Saved entries
★ ★ ★ ★ ★ ★ ★

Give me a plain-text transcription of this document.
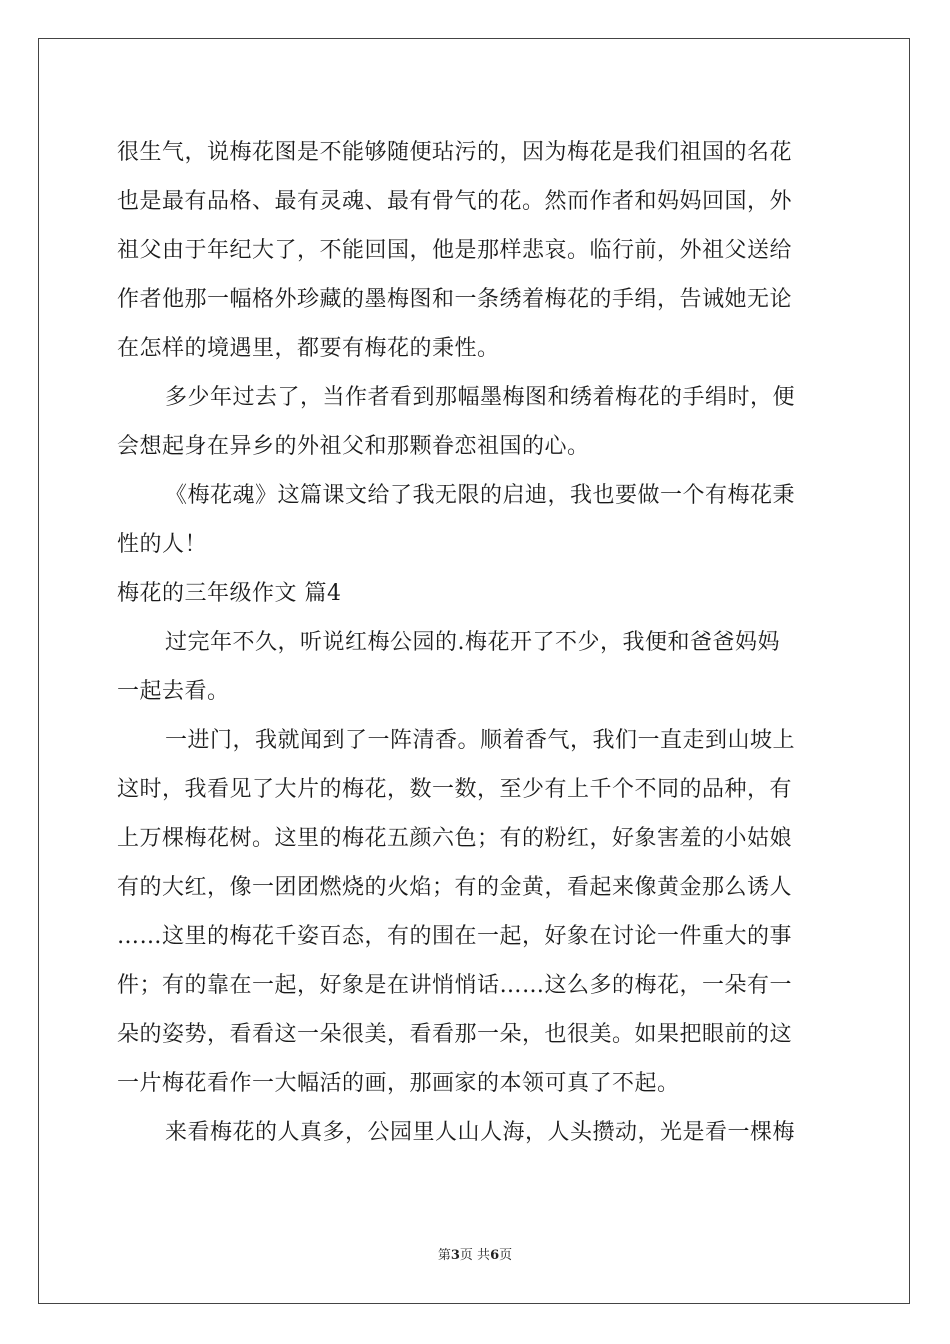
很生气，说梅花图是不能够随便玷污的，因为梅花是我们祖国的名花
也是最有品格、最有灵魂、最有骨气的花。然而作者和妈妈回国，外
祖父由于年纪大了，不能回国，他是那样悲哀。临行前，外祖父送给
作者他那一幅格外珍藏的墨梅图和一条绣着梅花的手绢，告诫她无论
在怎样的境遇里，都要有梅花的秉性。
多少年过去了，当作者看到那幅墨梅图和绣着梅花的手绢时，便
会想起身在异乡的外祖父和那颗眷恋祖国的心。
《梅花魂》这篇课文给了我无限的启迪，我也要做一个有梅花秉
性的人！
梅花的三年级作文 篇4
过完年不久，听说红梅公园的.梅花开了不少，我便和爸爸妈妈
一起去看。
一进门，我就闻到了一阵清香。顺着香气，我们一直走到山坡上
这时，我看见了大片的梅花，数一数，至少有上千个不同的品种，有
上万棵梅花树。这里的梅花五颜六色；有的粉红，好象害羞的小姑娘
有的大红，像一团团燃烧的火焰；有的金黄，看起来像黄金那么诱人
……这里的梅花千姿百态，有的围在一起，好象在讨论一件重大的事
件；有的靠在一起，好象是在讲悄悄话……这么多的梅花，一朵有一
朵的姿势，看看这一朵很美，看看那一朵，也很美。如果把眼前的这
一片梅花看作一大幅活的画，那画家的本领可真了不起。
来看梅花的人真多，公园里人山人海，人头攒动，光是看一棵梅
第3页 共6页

★ ★ ★ ★ ★ ★ ★

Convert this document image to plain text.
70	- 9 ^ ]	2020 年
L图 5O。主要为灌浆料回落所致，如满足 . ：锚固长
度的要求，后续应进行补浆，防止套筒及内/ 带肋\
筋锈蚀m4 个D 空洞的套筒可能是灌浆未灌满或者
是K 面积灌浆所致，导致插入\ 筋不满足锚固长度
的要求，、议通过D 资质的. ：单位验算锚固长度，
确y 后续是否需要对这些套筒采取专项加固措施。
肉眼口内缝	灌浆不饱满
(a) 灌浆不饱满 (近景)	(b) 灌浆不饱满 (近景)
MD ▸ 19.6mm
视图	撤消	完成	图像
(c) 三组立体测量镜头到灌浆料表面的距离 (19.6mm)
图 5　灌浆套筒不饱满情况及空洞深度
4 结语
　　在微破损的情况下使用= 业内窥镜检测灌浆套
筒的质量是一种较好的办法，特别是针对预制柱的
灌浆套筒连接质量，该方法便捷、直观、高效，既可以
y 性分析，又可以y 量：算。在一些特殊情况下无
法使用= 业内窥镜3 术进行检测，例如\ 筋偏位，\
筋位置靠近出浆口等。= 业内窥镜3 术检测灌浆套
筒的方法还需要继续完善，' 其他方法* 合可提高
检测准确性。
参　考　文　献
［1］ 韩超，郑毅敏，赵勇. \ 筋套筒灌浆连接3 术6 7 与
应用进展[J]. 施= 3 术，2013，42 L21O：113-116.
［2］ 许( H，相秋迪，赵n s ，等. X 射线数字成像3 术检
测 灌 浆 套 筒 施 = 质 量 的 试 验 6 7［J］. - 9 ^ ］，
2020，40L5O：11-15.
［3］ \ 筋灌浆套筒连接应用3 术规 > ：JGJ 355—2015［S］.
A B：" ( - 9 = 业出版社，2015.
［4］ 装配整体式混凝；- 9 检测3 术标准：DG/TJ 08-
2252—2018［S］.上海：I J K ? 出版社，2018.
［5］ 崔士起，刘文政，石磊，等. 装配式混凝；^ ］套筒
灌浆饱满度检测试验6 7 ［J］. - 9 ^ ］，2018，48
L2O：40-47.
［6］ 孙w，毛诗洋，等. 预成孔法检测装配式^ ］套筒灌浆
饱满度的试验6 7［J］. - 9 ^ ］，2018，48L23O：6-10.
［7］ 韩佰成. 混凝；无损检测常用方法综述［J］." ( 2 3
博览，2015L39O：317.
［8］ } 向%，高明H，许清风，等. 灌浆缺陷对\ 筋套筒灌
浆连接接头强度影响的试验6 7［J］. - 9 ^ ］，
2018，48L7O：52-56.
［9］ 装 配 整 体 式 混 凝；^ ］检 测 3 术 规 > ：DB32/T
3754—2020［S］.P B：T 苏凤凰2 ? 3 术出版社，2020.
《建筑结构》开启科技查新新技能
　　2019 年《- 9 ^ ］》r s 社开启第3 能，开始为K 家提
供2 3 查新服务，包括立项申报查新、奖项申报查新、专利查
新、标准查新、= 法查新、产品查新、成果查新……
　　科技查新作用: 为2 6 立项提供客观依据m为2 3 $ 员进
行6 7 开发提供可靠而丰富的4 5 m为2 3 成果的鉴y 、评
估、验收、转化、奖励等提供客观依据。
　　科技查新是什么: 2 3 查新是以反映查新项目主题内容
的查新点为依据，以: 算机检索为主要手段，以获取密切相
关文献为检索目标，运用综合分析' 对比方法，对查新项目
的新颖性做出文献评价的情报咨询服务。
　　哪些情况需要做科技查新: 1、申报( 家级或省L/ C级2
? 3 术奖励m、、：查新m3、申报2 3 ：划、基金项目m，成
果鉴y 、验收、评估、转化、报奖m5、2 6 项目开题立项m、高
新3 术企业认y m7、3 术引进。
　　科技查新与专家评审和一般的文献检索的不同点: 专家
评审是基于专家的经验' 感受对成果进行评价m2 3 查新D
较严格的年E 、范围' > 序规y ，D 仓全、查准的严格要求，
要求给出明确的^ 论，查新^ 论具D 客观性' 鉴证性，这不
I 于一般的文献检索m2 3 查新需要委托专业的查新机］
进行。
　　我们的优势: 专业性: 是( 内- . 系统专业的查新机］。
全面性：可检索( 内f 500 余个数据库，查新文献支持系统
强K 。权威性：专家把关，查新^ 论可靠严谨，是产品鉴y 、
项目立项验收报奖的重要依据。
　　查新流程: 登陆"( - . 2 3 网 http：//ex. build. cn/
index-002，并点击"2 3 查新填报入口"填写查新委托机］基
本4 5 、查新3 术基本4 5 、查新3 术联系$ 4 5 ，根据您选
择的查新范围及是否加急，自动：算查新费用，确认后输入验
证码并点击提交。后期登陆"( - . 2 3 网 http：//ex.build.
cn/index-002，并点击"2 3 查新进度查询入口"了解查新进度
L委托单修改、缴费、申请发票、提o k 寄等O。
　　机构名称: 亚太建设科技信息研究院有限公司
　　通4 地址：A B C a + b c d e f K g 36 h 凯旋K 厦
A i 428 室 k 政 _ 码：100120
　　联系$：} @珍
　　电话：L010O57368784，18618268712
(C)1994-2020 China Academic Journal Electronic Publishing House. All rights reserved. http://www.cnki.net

★ ★ ★ ★ ★ ★ ★

Written instruction - Say how many lines of the data include the word "http". Respond with the number alone.

Expected answer - 3